Retype all of the data exactly as given.

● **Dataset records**
***
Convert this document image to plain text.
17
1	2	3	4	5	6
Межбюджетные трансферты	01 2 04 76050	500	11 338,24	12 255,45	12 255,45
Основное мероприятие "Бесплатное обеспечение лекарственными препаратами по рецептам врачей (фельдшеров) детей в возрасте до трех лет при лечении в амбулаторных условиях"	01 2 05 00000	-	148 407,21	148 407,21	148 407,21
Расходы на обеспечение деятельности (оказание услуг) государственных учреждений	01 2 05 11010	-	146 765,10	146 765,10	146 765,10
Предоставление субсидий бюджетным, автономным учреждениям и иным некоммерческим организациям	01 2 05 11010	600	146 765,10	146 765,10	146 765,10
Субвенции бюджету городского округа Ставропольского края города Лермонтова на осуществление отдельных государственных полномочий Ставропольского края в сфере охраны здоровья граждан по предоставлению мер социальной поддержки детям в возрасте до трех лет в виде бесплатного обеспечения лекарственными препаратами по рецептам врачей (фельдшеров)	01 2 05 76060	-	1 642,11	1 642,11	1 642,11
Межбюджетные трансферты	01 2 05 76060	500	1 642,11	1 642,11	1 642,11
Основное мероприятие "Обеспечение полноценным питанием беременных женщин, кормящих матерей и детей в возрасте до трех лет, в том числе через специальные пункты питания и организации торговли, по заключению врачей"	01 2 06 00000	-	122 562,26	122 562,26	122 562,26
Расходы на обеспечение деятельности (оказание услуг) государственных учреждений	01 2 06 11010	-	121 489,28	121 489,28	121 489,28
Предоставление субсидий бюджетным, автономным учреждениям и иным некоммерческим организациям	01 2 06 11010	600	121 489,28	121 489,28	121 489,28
***
● **Response to the exercise**
Convert this document image to plain text.
17
1	2	3	4	5	6
Межбюджетные трансферты	01 2 04 76050	500	11 338,24	12 255,45	12 255,45
Основное мероприятие "Бесплатное обеспечение лекарственными препаратами по рецептам врачей (фельдшеров) детей в возрасте до трех лет при лечении в амбулаторных условиях"	01 2 05 00000	-	148 407,21	148 407,21	148 407,21
Расходы на обеспечение деятельности (оказание услуг) государственных учреждений	01 2 05 11010	-	146 765,10	146 765,10	146 765,10
Предоставление субсидий бюджетным, автономным учреждениям и иным некоммерческим организациям	01 2 05 11010	600	146 765,10	146 765,10	146 765,10
Субвенции бюджету городского округа Ставропольского края города Лермонтова на осуществление отдельных государственных полномочий Ставропольского края в сфере охраны здоровья граждан по предоставлению мер социальной поддержки детям в возрасте до трех лет в виде бесплатного обеспечения лекарственными препаратами по рецептам врачей (фельдшеров)	01 2 05 76060	-	1 642,11	1 642,11	1 642,11
Межбюджетные трансферты	01 2 05 76060	500	1 642,11	1 642,11	1 642,11
Основное мероприятие "Обеспечение полноценным питанием беременных женщин, кормящих матерей и детей в возрасте до трех лет, в том числе через специальные пункты питания и организации торговли, по заключению врачей"	01 2 06 00000	-	122 562,26	122 562,26	122 562,26
Расходы на обеспечение деятельности (оказание услуг) государственных учреждений	01 2 06 11010	-	121 489,28	121 489,28	121 489,28
Предоставление субсидий бюджетным, автономным учреждениям и иным некоммерческим организациям	01 2 06 11010	600	121 489,28	121 489,28	121 489,28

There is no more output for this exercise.